Problem statement => Give back the entire listing verbatim.

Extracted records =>
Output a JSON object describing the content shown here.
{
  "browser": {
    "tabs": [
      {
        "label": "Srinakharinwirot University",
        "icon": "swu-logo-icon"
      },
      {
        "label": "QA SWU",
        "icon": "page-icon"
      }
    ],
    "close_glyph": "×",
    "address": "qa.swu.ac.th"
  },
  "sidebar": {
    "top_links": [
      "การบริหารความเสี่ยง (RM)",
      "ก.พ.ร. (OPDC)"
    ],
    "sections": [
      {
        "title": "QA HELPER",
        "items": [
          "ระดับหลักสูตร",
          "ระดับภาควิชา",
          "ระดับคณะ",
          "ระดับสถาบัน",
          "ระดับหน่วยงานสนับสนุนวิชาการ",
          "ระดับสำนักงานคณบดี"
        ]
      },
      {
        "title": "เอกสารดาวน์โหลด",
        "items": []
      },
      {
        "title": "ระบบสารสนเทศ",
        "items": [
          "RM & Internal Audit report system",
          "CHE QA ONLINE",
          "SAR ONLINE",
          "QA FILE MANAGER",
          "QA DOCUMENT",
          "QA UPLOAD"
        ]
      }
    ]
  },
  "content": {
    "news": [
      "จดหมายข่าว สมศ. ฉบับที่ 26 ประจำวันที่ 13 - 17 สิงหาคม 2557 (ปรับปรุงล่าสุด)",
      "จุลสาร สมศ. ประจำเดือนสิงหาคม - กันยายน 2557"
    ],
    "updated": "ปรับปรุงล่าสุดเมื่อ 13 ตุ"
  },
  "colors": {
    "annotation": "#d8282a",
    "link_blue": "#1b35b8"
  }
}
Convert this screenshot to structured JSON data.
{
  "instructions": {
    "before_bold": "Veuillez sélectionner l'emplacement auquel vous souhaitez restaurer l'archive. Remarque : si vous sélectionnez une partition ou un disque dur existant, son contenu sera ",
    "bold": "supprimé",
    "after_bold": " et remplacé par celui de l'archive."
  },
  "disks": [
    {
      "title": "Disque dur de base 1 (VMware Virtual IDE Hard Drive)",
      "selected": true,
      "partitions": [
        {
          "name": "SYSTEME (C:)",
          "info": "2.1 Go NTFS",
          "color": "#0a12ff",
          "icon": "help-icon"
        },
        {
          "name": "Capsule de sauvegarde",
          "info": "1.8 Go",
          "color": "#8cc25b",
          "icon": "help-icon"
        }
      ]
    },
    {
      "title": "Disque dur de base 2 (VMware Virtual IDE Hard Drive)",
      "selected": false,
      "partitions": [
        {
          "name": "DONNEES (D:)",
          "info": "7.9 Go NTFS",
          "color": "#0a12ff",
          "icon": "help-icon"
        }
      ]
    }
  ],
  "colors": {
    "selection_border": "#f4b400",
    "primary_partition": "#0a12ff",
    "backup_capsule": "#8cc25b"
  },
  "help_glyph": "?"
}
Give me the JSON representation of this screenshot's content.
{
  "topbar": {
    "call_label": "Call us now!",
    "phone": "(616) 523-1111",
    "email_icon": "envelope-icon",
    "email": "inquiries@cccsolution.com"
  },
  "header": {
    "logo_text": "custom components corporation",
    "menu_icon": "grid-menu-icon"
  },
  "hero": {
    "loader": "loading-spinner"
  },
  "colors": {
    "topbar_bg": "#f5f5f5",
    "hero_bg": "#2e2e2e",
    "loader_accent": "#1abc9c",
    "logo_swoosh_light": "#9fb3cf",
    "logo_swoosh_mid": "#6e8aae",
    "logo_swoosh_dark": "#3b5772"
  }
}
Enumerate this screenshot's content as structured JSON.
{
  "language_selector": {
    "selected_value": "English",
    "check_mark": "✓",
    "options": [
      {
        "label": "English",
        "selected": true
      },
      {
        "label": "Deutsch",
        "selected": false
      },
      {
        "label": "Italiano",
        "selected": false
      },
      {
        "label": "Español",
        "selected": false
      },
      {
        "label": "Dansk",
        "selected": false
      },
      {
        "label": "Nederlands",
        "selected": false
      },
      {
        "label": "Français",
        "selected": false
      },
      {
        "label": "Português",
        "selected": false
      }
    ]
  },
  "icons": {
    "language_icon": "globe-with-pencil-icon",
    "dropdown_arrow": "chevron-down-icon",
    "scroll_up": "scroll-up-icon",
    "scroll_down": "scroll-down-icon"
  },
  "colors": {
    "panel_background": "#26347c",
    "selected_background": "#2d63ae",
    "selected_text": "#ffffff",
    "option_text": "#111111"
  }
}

Task answer =>
Output a JSON object describing the content shown here.
{
  "browser": {
    "tabs": [
      {
        "label": "Srinakharinwirot University",
        "icon": "swu-logo-icon"
      },
      {
        "label": "QA SWU",
        "icon": "page-icon"
      }
    ],
    "close_glyph": "×",
    "address": "qa.swu.ac.th"
  },
  "sidebar": {
    "top_links": [
      "การบริหารความเสี่ยง (RM)",
      "ก.พ.ร. (OPDC)"
    ],
    "sections": [
      {
        "title": "QA HELPER",
        "items": [
          "ระดับหลักสูตร",
          "ระดับภาควิชา",
          "ระดับคณะ",
          "ระดับสถาบัน",
          "ระดับหน่วยงานสนับสนุนวิชาการ",
          "ระดับสำนักงานคณบดี"
        ]
      },
      {
        "title": "เอกสารดาวน์โหลด",
        "items": []
      },
      {
        "title": "ระบบสารสนเทศ",
        "items": [
          "RM & Internal Audit report system",
          "CHE QA ONLINE",
          "SAR ONLINE",
          "QA FILE MANAGER",
          "QA DOCUMENT",
          "QA UPLOAD"
        ]
      }
    ]
  },
  "content": {
    "news": [
      "จดหมายข่าว สมศ. ฉบับที่ 26 ประจำวันที่ 13 - 17 สิงหาคม 2557 (ปรับปรุงล่าสุด)",
      "จุลสาร สมศ. ประจำเดือนสิงหาคม - กันยายน 2557"
    ],
    "updated": "ปรับปรุงล่าสุดเมื่อ 13 ตุ"
  },
  "colors": {
    "annotation": "#d8282a",
    "link_blue": "#1b35b8"
  }
}
Convert this screenshot to structured JSON data.
{
  "instructions": {
    "before_bold": "Veuillez sélectionner l'emplacement auquel vous souhaitez restaurer l'archive. Remarque : si vous sélectionnez une partition ou un disque dur existant, son contenu sera ",
    "bold": "supprimé",
    "after_bold": " et remplacé par celui de l'archive."
  },
  "disks": [
    {
      "title": "Disque dur de base 1 (VMware Virtual IDE Hard Drive)",
      "selected": true,
      "partitions": [
        {
          "name": "SYSTEME (C:)",
          "info": "2.1 Go NTFS",
          "color": "#0a12ff",
          "icon": "help-icon"
        },
        {
          "name": "Capsule de sauvegarde",
          "info": "1.8 Go",
          "color": "#8cc25b",
          "icon": "help-icon"
        }
      ]
    },
    {
      "title": "Disque dur de base 2 (VMware Virtual IDE Hard Drive)",
      "selected": false,
      "partitions": [
        {
          "name": "DONNEES (D:)",
          "info": "7.9 Go NTFS",
          "color": "#0a12ff",
          "icon": "help-icon"
        }
      ]
    }
  ],
  "colors": {
    "selection_border": "#f4b400",
    "primary_partition": "#0a12ff",
    "backup_capsule": "#8cc25b"
  },
  "help_glyph": "?"
}
Give me the JSON representation of this screenshot's content.
{
  "topbar": {
    "call_label": "Call us now!",
    "phone": "(616) 523-1111",
    "email_icon": "envelope-icon",
    "email": "inquiries@cccsolution.com"
  },
  "header": {
    "logo_text": "custom components corporation",
    "menu_icon": "grid-menu-icon"
  },
  "hero": {
    "loader": "loading-spinner"
  },
  "colors": {
    "topbar_bg": "#f5f5f5",
    "hero_bg": "#2e2e2e",
    "loader_accent": "#1abc9c",
    "logo_swoosh_light": "#9fb3cf",
    "logo_swoosh_mid": "#6e8aae",
    "logo_swoosh_dark": "#3b5772"
  }
}
Enumerate this screenshot's content as structured JSON.
{
  "language_selector": {
    "selected_value": "English",
    "check_mark": "✓",
    "options": [
      {
        "label": "English",
        "selected": true
      },
      {
        "label": "Deutsch",
        "selected": false
      },
      {
        "label": "Italiano",
        "selected": false
      },
      {
        "label": "Español",
        "selected": false
      },
      {
        "label": "Dansk",
        "selected": false
      },
      {
        "label": "Nederlands",
        "selected": false
      },
      {
        "label": "Français",
        "selected": false
      },
      {
        "label": "Português",
        "selected": false
      }
    ]
  },
  "icons": {
    "language_icon": "globe-with-pencil-icon",
    "dropdown_arrow": "chevron-down-icon",
    "scroll_up": "scroll-up-icon",
    "scroll_down": "scroll-down-icon"
  },
  "colors": {
    "panel_background": "#26347c",
    "selected_background": "#2d63ae",
    "selected_text": "#ffffff",
    "option_text": "#111111"
  }
}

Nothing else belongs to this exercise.